(RECORDS PROVIDED):
==========

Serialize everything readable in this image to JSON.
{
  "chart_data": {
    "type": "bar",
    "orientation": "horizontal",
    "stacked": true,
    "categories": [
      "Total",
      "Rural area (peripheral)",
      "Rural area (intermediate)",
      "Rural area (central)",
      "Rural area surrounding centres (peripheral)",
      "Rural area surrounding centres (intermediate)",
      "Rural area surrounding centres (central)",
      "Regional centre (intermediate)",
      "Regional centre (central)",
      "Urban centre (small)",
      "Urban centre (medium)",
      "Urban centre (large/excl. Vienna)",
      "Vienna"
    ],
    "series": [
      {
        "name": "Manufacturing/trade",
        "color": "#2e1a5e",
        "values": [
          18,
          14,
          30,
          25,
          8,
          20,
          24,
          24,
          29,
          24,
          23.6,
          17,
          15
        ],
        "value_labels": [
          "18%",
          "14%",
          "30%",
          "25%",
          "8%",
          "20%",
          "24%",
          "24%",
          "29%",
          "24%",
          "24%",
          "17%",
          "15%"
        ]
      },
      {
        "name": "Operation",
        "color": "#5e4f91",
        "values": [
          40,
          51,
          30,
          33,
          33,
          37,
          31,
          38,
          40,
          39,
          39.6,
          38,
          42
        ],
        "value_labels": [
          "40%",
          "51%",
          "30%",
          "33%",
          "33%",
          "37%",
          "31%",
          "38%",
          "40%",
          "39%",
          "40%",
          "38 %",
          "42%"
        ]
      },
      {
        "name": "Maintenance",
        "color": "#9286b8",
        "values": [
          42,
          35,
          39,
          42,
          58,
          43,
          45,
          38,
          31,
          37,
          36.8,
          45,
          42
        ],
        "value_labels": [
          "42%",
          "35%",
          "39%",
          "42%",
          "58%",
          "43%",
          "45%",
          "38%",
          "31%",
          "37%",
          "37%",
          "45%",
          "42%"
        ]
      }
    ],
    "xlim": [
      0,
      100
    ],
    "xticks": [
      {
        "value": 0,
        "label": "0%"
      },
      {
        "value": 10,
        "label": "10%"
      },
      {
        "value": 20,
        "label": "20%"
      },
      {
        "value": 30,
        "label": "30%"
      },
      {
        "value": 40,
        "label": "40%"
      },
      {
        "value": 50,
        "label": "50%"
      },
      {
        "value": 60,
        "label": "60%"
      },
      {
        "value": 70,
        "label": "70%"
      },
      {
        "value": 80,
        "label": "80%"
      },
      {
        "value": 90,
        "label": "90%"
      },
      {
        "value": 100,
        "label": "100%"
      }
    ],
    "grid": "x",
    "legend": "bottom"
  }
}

==========

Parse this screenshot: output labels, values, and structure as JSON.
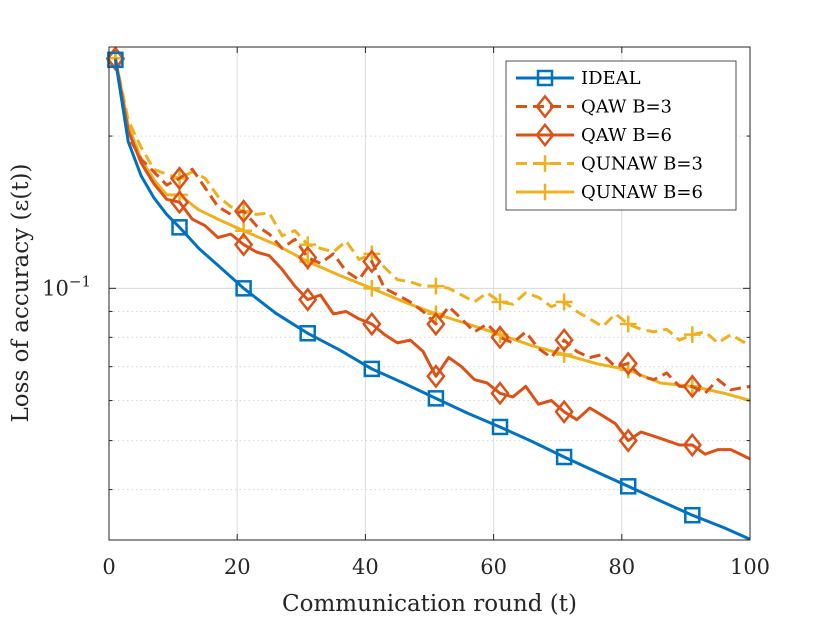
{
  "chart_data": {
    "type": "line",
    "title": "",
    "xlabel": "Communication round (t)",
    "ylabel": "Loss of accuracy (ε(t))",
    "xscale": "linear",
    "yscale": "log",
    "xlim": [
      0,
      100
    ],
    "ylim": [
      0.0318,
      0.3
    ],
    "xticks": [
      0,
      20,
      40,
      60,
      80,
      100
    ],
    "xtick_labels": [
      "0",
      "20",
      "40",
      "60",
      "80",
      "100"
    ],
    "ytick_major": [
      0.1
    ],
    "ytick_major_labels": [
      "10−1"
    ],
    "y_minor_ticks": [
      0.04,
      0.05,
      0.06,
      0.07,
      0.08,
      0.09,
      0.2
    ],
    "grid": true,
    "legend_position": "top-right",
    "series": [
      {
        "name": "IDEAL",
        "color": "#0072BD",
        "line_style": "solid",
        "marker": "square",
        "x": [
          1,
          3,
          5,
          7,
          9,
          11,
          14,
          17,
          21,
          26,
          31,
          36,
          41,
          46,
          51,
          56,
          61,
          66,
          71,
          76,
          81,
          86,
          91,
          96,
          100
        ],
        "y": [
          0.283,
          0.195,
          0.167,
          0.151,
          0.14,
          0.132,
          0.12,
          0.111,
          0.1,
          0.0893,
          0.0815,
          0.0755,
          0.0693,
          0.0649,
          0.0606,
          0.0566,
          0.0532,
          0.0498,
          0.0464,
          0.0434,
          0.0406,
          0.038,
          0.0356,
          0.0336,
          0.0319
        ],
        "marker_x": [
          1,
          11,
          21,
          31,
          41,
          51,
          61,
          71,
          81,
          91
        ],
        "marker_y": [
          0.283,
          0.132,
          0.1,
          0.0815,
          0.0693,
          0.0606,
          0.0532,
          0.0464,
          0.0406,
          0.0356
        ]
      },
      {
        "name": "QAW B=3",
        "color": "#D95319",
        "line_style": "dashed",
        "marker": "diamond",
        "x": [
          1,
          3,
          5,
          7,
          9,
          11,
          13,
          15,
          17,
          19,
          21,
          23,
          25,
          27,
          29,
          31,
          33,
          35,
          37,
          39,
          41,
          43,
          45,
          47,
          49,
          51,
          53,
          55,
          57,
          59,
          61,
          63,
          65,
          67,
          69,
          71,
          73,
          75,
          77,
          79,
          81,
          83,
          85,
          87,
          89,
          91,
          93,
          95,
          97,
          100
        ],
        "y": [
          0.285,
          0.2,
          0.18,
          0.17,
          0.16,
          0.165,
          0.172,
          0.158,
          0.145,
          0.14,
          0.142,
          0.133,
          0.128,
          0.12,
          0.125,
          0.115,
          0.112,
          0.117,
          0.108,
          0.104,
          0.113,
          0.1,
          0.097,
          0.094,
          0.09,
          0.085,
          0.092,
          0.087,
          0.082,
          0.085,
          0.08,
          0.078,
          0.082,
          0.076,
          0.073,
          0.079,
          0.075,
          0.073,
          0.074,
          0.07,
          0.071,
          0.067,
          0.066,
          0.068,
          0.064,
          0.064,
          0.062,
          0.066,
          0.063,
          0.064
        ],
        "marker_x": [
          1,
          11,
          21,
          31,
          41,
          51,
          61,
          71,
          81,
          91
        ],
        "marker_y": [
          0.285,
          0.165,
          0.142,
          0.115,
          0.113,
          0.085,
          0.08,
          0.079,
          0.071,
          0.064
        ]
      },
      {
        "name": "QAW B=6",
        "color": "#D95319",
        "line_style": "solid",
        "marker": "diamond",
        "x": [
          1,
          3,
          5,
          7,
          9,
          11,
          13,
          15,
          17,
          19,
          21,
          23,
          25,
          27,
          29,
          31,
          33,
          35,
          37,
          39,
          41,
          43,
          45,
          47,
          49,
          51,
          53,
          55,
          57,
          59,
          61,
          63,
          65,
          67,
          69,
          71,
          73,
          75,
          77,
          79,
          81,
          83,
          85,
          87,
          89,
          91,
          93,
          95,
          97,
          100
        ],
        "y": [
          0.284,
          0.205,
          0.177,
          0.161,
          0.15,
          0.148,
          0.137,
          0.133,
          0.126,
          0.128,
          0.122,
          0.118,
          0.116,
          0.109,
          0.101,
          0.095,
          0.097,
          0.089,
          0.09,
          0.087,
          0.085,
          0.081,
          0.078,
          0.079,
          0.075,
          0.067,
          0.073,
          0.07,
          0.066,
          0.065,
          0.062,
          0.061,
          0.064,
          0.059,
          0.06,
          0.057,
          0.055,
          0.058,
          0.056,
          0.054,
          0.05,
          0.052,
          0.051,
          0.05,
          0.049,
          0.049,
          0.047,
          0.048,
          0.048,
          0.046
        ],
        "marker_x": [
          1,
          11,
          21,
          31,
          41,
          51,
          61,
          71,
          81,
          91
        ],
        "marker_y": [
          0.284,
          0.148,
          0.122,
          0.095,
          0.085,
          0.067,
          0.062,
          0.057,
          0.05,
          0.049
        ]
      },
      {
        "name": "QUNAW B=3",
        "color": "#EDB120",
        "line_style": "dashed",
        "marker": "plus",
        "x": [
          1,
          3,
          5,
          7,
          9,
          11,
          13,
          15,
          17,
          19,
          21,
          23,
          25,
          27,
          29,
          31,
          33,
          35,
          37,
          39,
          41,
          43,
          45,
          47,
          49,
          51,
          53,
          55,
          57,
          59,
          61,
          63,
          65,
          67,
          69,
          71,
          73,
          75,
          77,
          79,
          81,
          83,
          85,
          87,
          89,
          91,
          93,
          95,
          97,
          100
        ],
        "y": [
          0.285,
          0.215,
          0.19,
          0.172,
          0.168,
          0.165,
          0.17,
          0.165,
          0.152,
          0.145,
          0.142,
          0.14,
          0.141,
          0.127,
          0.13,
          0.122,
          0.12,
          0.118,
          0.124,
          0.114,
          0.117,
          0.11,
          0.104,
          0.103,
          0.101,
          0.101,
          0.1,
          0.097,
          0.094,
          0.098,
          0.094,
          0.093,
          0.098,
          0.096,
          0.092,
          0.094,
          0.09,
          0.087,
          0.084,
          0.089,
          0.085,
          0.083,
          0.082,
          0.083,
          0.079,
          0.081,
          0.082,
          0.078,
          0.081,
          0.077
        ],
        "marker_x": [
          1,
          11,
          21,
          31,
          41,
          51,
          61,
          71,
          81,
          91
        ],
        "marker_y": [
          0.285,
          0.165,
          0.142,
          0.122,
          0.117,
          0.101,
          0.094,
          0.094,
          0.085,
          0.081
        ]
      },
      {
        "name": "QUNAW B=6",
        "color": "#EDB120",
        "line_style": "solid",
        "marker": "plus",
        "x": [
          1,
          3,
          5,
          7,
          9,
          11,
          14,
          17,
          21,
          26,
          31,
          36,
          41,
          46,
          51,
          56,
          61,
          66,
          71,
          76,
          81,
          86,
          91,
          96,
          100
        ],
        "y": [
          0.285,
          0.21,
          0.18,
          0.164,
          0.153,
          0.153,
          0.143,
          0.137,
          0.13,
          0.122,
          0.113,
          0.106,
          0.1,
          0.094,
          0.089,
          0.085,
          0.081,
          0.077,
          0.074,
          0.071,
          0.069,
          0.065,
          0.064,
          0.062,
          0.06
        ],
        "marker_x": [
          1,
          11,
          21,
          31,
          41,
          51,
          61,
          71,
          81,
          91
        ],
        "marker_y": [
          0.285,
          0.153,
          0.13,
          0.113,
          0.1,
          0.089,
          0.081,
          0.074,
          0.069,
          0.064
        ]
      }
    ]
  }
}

==========

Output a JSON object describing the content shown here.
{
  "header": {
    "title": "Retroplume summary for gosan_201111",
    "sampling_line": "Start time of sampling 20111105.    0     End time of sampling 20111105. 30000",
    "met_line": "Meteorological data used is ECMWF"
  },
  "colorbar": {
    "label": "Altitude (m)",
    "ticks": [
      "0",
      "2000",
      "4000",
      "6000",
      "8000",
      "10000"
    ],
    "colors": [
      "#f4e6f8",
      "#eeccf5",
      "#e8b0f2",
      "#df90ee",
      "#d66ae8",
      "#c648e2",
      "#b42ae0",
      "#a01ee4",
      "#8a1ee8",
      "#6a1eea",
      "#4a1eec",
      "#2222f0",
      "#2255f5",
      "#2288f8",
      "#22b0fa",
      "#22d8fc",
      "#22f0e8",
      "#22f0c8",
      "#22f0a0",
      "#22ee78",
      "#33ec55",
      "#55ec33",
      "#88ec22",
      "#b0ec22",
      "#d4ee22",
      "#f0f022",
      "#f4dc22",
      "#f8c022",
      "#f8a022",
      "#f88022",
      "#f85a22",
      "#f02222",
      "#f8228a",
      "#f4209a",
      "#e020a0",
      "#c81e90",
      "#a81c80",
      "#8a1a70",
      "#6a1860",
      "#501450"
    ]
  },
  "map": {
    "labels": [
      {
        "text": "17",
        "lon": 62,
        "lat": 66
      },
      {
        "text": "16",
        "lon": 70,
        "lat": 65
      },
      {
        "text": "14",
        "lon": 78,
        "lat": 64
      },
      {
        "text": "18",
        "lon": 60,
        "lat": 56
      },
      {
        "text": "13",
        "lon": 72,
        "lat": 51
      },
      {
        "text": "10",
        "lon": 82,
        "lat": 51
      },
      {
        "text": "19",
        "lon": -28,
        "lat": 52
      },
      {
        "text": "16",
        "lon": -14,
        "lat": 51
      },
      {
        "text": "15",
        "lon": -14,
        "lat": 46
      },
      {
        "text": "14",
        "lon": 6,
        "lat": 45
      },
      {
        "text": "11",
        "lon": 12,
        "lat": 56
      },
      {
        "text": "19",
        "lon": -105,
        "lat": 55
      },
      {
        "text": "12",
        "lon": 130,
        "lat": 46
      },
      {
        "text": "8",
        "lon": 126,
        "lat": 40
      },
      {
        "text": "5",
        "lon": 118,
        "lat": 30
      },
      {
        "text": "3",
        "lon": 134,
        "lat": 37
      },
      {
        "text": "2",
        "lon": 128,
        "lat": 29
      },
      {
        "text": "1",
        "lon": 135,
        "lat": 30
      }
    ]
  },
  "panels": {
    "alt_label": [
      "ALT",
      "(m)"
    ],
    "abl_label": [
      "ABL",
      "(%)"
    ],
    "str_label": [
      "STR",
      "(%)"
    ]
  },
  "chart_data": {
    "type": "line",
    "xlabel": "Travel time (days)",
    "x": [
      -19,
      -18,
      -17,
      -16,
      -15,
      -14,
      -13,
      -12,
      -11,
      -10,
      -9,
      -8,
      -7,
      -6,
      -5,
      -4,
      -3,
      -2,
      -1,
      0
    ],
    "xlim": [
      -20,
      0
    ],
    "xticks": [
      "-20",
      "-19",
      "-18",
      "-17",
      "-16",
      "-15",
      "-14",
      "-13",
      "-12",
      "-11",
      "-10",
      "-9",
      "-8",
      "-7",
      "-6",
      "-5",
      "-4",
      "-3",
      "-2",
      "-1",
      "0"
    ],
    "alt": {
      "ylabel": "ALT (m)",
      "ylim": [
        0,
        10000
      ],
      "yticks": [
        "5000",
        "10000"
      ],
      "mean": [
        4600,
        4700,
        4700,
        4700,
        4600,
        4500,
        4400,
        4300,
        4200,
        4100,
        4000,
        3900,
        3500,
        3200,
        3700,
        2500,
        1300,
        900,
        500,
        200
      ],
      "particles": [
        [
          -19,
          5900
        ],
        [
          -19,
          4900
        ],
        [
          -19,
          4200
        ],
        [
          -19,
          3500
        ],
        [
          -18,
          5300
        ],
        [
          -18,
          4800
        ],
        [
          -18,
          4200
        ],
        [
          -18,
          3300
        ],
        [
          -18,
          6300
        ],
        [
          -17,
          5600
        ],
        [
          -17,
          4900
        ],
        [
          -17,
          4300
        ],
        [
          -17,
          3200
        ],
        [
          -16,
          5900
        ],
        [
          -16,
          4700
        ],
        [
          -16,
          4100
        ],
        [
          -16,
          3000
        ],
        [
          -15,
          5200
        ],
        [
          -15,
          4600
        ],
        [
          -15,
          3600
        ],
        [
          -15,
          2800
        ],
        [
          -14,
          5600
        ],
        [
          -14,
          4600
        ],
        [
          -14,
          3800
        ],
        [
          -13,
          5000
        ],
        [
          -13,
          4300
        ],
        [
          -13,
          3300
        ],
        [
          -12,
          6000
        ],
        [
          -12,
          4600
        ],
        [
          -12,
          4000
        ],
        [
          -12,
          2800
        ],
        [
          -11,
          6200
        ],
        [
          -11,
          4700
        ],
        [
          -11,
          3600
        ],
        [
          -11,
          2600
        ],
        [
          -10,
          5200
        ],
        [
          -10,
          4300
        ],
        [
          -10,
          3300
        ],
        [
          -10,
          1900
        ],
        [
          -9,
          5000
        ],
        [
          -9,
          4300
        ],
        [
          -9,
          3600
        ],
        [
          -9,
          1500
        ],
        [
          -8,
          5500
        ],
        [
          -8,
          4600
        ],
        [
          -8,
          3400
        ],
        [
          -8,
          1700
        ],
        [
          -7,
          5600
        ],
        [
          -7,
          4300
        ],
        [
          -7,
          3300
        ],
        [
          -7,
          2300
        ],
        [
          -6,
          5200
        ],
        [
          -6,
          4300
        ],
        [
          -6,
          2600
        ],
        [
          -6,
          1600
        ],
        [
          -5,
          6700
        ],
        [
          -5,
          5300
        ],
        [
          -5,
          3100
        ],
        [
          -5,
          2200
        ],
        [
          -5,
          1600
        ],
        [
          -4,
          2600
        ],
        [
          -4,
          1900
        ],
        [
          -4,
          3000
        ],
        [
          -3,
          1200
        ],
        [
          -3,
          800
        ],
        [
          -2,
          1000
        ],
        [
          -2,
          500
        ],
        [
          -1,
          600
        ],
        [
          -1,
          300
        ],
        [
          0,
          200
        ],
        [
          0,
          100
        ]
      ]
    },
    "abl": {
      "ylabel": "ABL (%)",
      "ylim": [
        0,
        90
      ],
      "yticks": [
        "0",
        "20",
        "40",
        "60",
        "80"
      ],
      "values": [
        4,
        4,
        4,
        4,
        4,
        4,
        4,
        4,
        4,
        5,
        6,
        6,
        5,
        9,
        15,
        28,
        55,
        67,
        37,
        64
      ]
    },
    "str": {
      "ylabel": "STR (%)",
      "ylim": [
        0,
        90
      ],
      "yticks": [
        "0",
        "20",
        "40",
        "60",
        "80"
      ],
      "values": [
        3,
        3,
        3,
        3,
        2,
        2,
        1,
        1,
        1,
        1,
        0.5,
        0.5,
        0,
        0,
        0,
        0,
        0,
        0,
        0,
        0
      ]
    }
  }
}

==========

(GIVEN REQUEST): Gather, from the listing above, every line carrying the word "Regional".

(EXERCISE SOLUTION):
      "Regional centre (intermediate)",
      "Regional centre (central)",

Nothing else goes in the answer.